-- Dataset records --
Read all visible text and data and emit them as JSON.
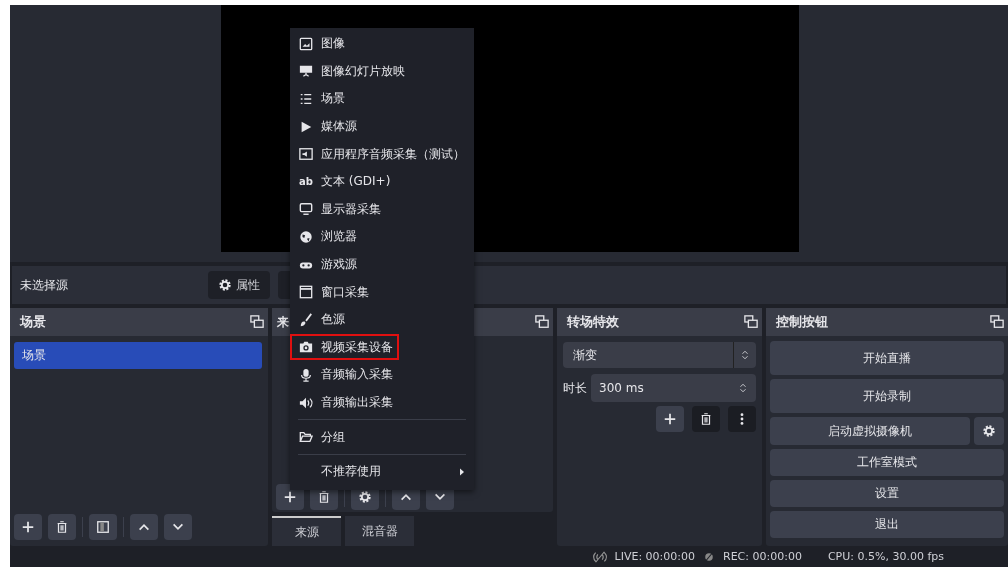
{
  "source_bar": {
    "label": "未选择源",
    "properties_button": "属性"
  },
  "scenes": {
    "title": "场景",
    "items": [
      {
        "label": "场景",
        "selected": true
      }
    ]
  },
  "sources": {
    "title": "来",
    "tabs": [
      {
        "label": "来源",
        "selected": true
      },
      {
        "label": "混音器",
        "selected": false
      }
    ]
  },
  "transitions": {
    "title": "转场特效",
    "transition": "渐变",
    "duration_label": "时长",
    "duration": "300 ms"
  },
  "controls": {
    "title": "控制按钮",
    "buttons": [
      "开始直播",
      "开始录制",
      "启动虚拟摄像机",
      "工作室模式",
      "设置",
      "退出"
    ]
  },
  "status_bar": {
    "live": "LIVE: 00:00:00",
    "rec": "REC: 00:00:00",
    "cpu": "CPU: 0.5%, 30.00 fps"
  },
  "context_menu": [
    {
      "kind": "item",
      "label": "图像",
      "highlighted": false
    },
    {
      "kind": "item",
      "label": "图像幻灯片放映",
      "highlighted": false
    },
    {
      "kind": "item",
      "label": "场景",
      "highlighted": false
    },
    {
      "kind": "item",
      "label": "媒体源",
      "highlighted": false
    },
    {
      "kind": "item",
      "label": "应用程序音频采集（测试）",
      "highlighted": false
    },
    {
      "kind": "item",
      "glyph": "ab",
      "label": "文本 (GDI+)",
      "highlighted": false
    },
    {
      "kind": "item",
      "label": "显示器采集",
      "highlighted": false
    },
    {
      "kind": "item",
      "label": "浏览器",
      "highlighted": false
    },
    {
      "kind": "item",
      "label": "游戏源",
      "highlighted": false
    },
    {
      "kind": "item",
      "label": "窗口采集",
      "highlighted": false
    },
    {
      "kind": "item",
      "label": "色源",
      "highlighted": false
    },
    {
      "kind": "item",
      "label": "视频采集设备",
      "highlighted": true
    },
    {
      "kind": "item",
      "label": "音频输入采集",
      "highlighted": false
    },
    {
      "kind": "item",
      "label": "音频输出采集",
      "highlighted": false
    },
    {
      "kind": "separator"
    },
    {
      "kind": "item",
      "label": "分组",
      "highlighted": false
    },
    {
      "kind": "separator"
    },
    {
      "kind": "submenu",
      "label": "不推荐使用",
      "highlighted": false
    }
  ]
}
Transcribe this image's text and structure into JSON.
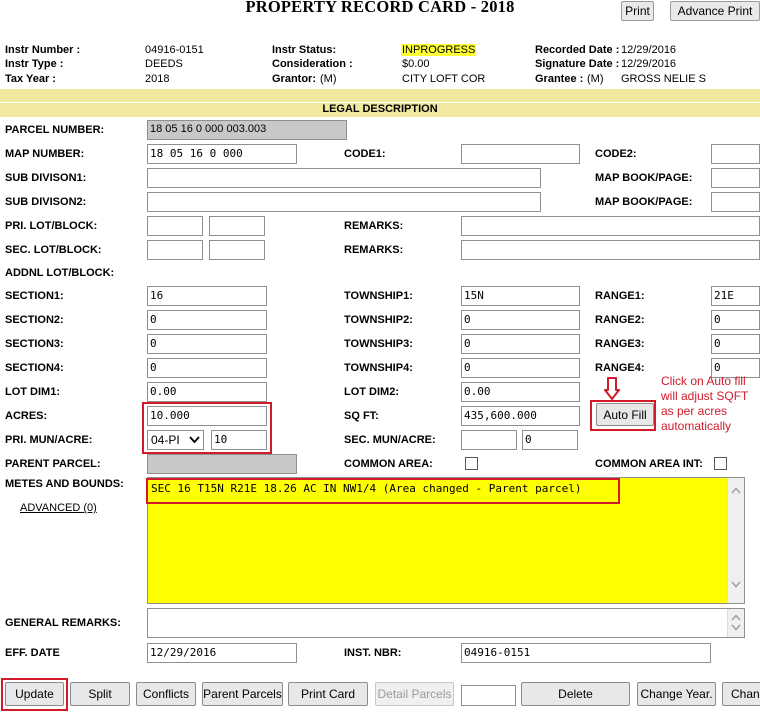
{
  "title": "PROPERTY RECORD CARD - 2018",
  "top_buttons": {
    "print": "Print",
    "advance_print": "Advance Print"
  },
  "header": {
    "instr_number": {
      "label": "Instr Number :",
      "value": "04916-0151"
    },
    "instr_type": {
      "label": "Instr Type :",
      "value": "DEEDS"
    },
    "tax_year": {
      "label": "Tax Year :",
      "value": "2018"
    },
    "instr_status": {
      "label": "Instr Status:",
      "value": "INPROGRESS"
    },
    "consideration": {
      "label": "Consideration :",
      "value": "$0.00"
    },
    "grantor": {
      "label": "Grantor:",
      "prefix": "(M)",
      "value": "CITY LOFT COR"
    },
    "recorded_date": {
      "label": "Recorded Date :",
      "value": "12/29/2016"
    },
    "signature_date": {
      "label": "Signature Date :",
      "value": "12/29/2016"
    },
    "grantee": {
      "label": "Grantee :",
      "prefix": "(M)",
      "value": "GROSS NELIE S"
    }
  },
  "legal_description_header": "LEGAL DESCRIPTION",
  "labels": {
    "parcel_number": "PARCEL NUMBER:",
    "map_number": "MAP NUMBER:",
    "code1": "CODE1:",
    "code2": "CODE2:",
    "sub_division1": "SUB DIVISON1:",
    "map_book_page_1": "MAP BOOK/PAGE:",
    "sub_division2": "SUB DIVISON2:",
    "map_book_page_2": "MAP BOOK/PAGE:",
    "pri_lot_block": "PRI. LOT/BLOCK:",
    "remarks_1": "REMARKS:",
    "sec_lot_block": "SEC. LOT/BLOCK:",
    "remarks_2": "REMARKS:",
    "addnl_lot_block": "ADDNL LOT/BLOCK:",
    "section1": "SECTION1:",
    "township1": "TOWNSHIP1:",
    "range1": "RANGE1:",
    "section2": "SECTION2:",
    "township2": "TOWNSHIP2:",
    "range2": "RANGE2:",
    "section3": "SECTION3:",
    "township3": "TOWNSHIP3:",
    "range3": "RANGE3:",
    "section4": "SECTION4:",
    "township4": "TOWNSHIP4:",
    "range4": "RANGE4:",
    "lot_dim1": "LOT DIM1:",
    "lot_dim2": "LOT DIM2:",
    "acres": "ACRES:",
    "sq_ft": "SQ FT:",
    "pri_mun_acre": "PRI. MUN/ACRE:",
    "sec_mun_acre": "SEC. MUN/ACRE:",
    "parent_parcel": "PARENT PARCEL:",
    "common_area": "COMMON AREA:",
    "common_area_int": "COMMON AREA INT:",
    "metes_and_bounds": "METES AND BOUNDS:",
    "advanced_link": "ADVANCED (0)",
    "general_remarks": "GENERAL REMARKS:",
    "eff_date": "EFF. DATE",
    "inst_nbr": "INST. NBR:"
  },
  "values": {
    "parcel_number": "18 05 16 0 000 003.003",
    "map_number": "18 05 16 0 000",
    "code1": "",
    "code2": "",
    "sub_division1": "",
    "map_book_page_1": "",
    "sub_division2": "",
    "map_book_page_2": "",
    "pri_lot": "",
    "pri_block": "",
    "remarks_1": "",
    "sec_lot": "",
    "sec_block": "",
    "remarks_2": "",
    "section1": "16",
    "township1": "15N",
    "range1": "21E",
    "section2": "0",
    "township2": "0",
    "range2": "0",
    "section3": "0",
    "township3": "0",
    "range3": "0",
    "section4": "0",
    "township4": "0",
    "range4": "0",
    "lot_dim1": "0.00",
    "lot_dim2": "0.00",
    "acres": "10.000",
    "sq_ft": "435,600.000",
    "pri_mun_select": "04-PI",
    "pri_mun_value": "10",
    "sec_mun_1": "",
    "sec_mun_2": "0",
    "parent_parcel": "",
    "metes_and_bounds": "SEC 16 T15N R21E 18.26 AC IN NW1/4 (Area changed - Parent parcel)",
    "general_remarks": "",
    "eff_date": "12/29/2016",
    "inst_nbr": "04916-0151",
    "footer_input": ""
  },
  "auto_fill_button": "Auto Fill",
  "annotation_note": "Click on Auto fill will adjust SQFT as per acres automatically",
  "bottom_buttons": {
    "update": "Update",
    "split": "Split",
    "conflicts": "Conflicts",
    "parent_parcels": "Parent Parcels",
    "print_card": "Print Card",
    "detail_parcels": "Detail Parcels",
    "delete": "Delete",
    "change_year": "Change Year.",
    "change_cut": "Chang"
  },
  "colors": {
    "highlight_yellow": "#ffff33",
    "textarea_yellow": "#ffff00",
    "band": "#f2e9a0",
    "annotation_red": "#d11a2a",
    "disabled_field": "#c8c8c8"
  },
  "icons": {
    "dropdown": "chevron-down-icon",
    "auto_fill_arrow": "down-arrow-icon",
    "scroll_up": "chevron-up-icon",
    "scroll_down": "chevron-down-icon"
  }
}
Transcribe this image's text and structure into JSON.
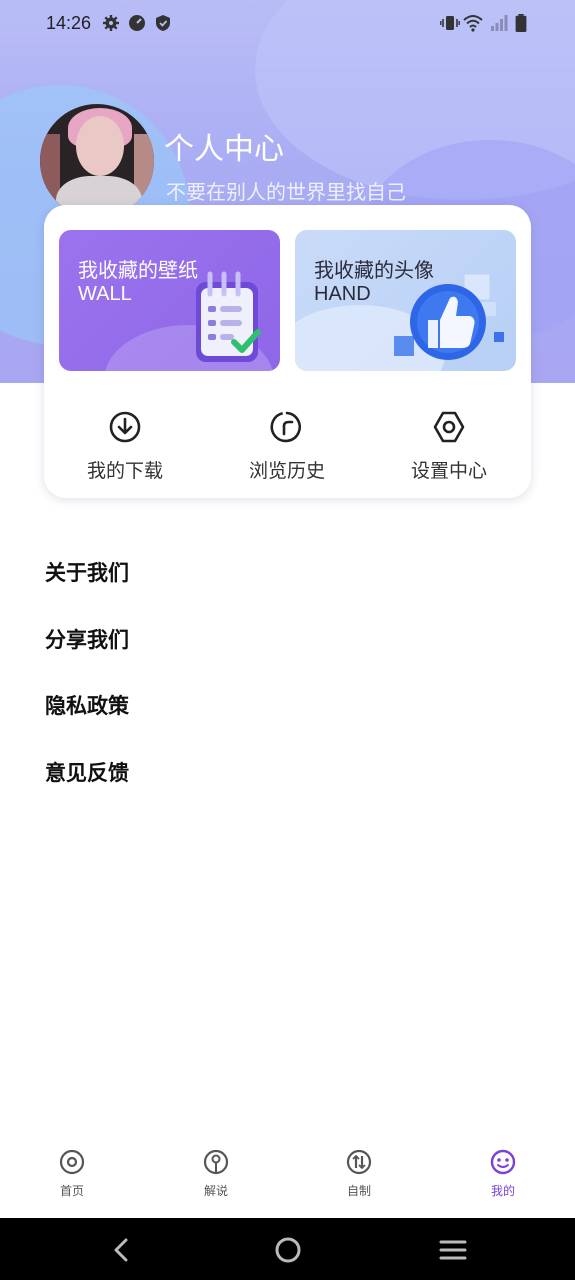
{
  "status_bar": {
    "time": "14:26",
    "icons": [
      "gear-icon",
      "clock-icon",
      "shield-icon",
      "vibrate-icon",
      "wifi-icon",
      "signal-icon",
      "battery-icon"
    ]
  },
  "profile": {
    "title": "个人中心",
    "subtitle": "不要在别人的世界里找自己"
  },
  "collections": [
    {
      "title": "我收藏的壁纸",
      "subtitle": "WALL",
      "icon": "notepad-icon"
    },
    {
      "title": "我收藏的头像",
      "subtitle": "HAND",
      "icon": "thumbs-up-icon"
    }
  ],
  "quick_actions": [
    {
      "label": "我的下载",
      "icon": "download-icon"
    },
    {
      "label": "浏览历史",
      "icon": "history-icon"
    },
    {
      "label": "设置中心",
      "icon": "settings-icon"
    }
  ],
  "menu": [
    {
      "label": "关于我们"
    },
    {
      "label": "分享我们"
    },
    {
      "label": "隐私政策"
    },
    {
      "label": "意见反馈"
    }
  ],
  "tabbar": {
    "items": [
      {
        "label": "首页",
        "icon": "home-disc-icon"
      },
      {
        "label": "解说",
        "icon": "location-icon"
      },
      {
        "label": "自制",
        "icon": "create-icon"
      },
      {
        "label": "我的",
        "icon": "smiley-icon"
      }
    ],
    "active": "我的"
  },
  "system_nav": [
    "back-icon",
    "home-icon",
    "recents-icon"
  ],
  "colors": {
    "accent": "#7b40d8",
    "hero": "#a9acf3",
    "wall_tile": "#9b73ee",
    "hand_tile": "#c9dbf8"
  }
}
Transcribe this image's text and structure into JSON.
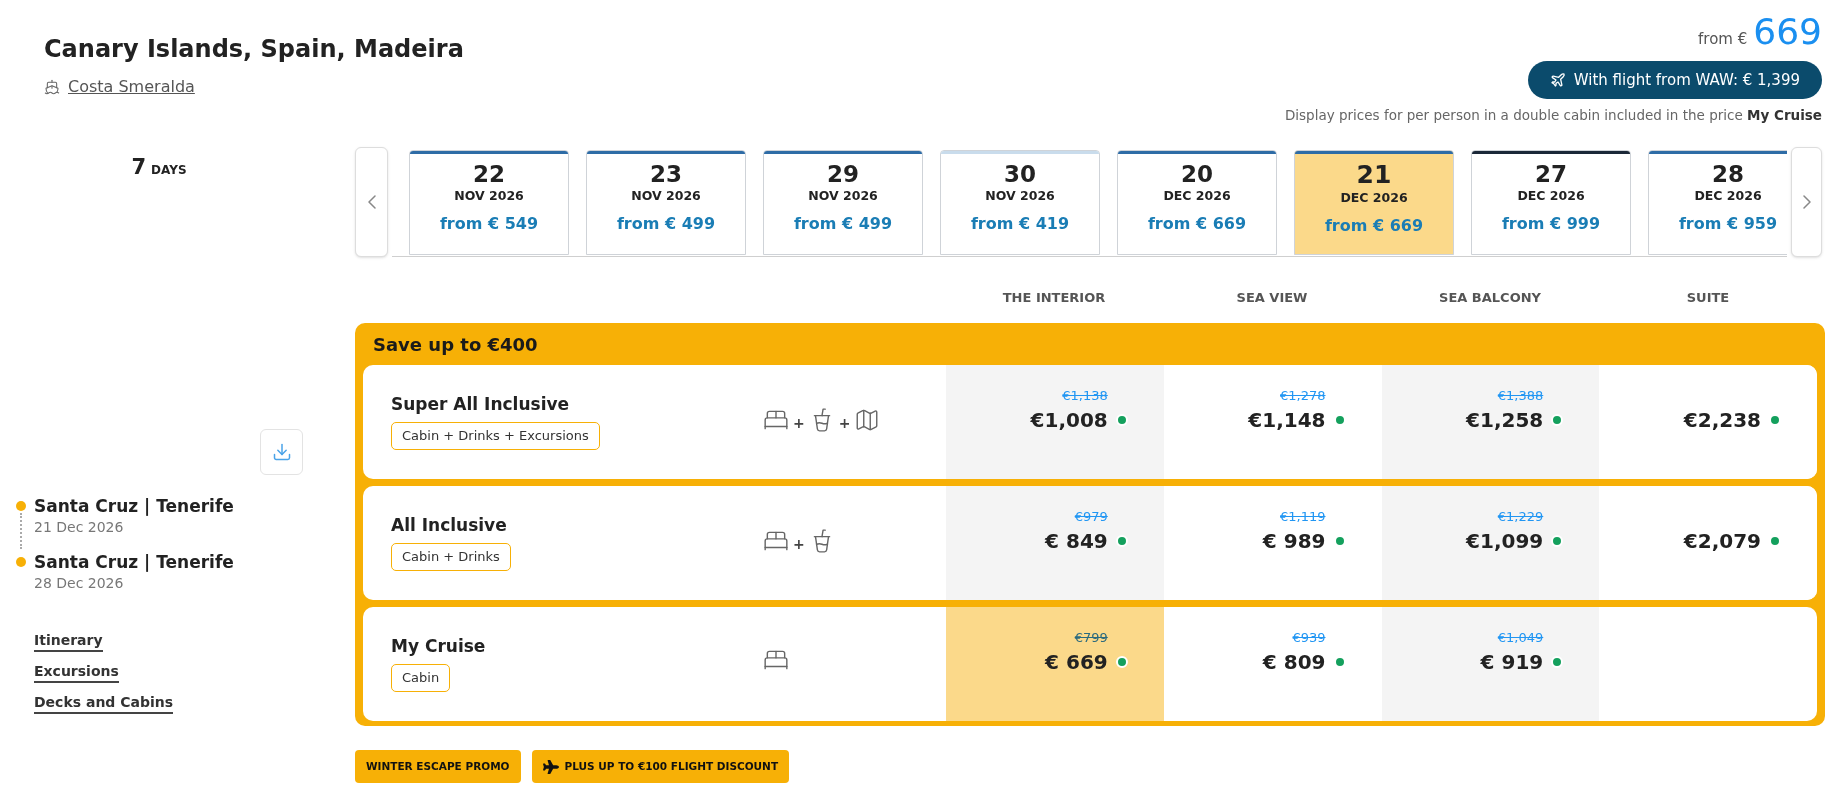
{
  "header": {
    "title": "Canary Islands, Spain, Madeira",
    "ship": "Costa Smeralda",
    "price_prefix": "from €",
    "price": "669",
    "flight_button": "With flight from WAW: € 1,399",
    "note": "Display prices for per person in a double cabin included in the price **My Cruise**"
  },
  "duration": {
    "number": "7",
    "unit": "DAYS"
  },
  "dates": [
    {
      "day": "22",
      "month": "NOV 2026",
      "price": "from € 549",
      "color": "#2e6ca6",
      "selected": false
    },
    {
      "day": "23",
      "month": "NOV 2026",
      "price": "from € 499",
      "color": "#2e6ca6",
      "selected": false
    },
    {
      "day": "29",
      "month": "NOV 2026",
      "price": "from € 499",
      "color": "#2e6ca6",
      "selected": false
    },
    {
      "day": "30",
      "month": "NOV 2026",
      "price": "from € 419",
      "color": "#c9dcec",
      "selected": false
    },
    {
      "day": "20",
      "month": "DEC 2026",
      "price": "from € 669",
      "color": "#2e6ca6",
      "selected": false
    },
    {
      "day": "21",
      "month": "DEC 2026",
      "price": "from € 669",
      "color": "#2e6ca6",
      "selected": true
    },
    {
      "day": "27",
      "month": "DEC 2026",
      "price": "from € 999",
      "color": "#1b2838",
      "selected": false
    },
    {
      "day": "28",
      "month": "DEC 2026",
      "price": "from € 959",
      "color": "#2e6ca6",
      "selected": false
    }
  ],
  "cabin_columns": [
    "THE INTERIOR",
    "SEA VIEW",
    "SEA BALCONY",
    "SUITE"
  ],
  "offer": {
    "banner": "Save up to €400",
    "packages": [
      {
        "name": "Super All Inclusive",
        "includes": "Cabin + Drinks + Excursions",
        "icons": [
          {
            "kind": "bed"
          },
          {
            "kind": "plus",
            "text": "+"
          },
          {
            "kind": "drink"
          },
          {
            "kind": "plus",
            "text": "+"
          },
          {
            "kind": "map"
          }
        ],
        "prices": [
          {
            "old": "€1,138",
            "price": "€1,008",
            "selected": false,
            "available": true
          },
          {
            "old": "€1,278",
            "price": "€1,148",
            "selected": false,
            "available": true
          },
          {
            "old": "€1,388",
            "price": "€1,258",
            "selected": false,
            "available": true
          },
          {
            "price": "€2,238",
            "selected": false,
            "available": true
          }
        ]
      },
      {
        "name": "All Inclusive",
        "includes": "Cabin + Drinks",
        "icons": [
          {
            "kind": "bed"
          },
          {
            "kind": "plus",
            "text": "+"
          },
          {
            "kind": "drink"
          }
        ],
        "prices": [
          {
            "old": "€979",
            "price": "€ 849",
            "selected": false,
            "available": true
          },
          {
            "old": "€1,119",
            "price": "€ 989",
            "selected": false,
            "available": true
          },
          {
            "old": "€1,229",
            "price": "€1,099",
            "selected": false,
            "available": true
          },
          {
            "price": "€2,079",
            "selected": false,
            "available": true
          }
        ]
      },
      {
        "name": "My Cruise",
        "includes": "Cabin",
        "icons": [
          {
            "kind": "bed"
          }
        ],
        "prices": [
          {
            "old": "€799",
            "price": "€ 669",
            "selected": true,
            "available": true
          },
          {
            "old": "€939",
            "price": "€ 809",
            "selected": false,
            "available": true
          },
          {
            "old": "€1,049",
            "price": "€ 919",
            "selected": false,
            "available": true
          }
        ]
      }
    ]
  },
  "itinerary": [
    {
      "port": "Santa Cruz | Tenerife",
      "date": "21 Dec 2026"
    },
    {
      "port": "Santa Cruz | Tenerife",
      "date": "28 Dec 2026"
    }
  ],
  "links": [
    "Itinerary",
    "Excursions",
    "Decks and Cabins"
  ],
  "promos": [
    {
      "kind": "plain",
      "label": "WINTER ESCAPE PROMO"
    },
    {
      "kind": "flight",
      "label": "PLUS UP TO €100 FLIGHT DISCOUNT"
    }
  ]
}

-- What you are asked to do --
Count how many lines include the string "Inclusive". Nothing but the number is needed.

-- Solution to this exercise --
2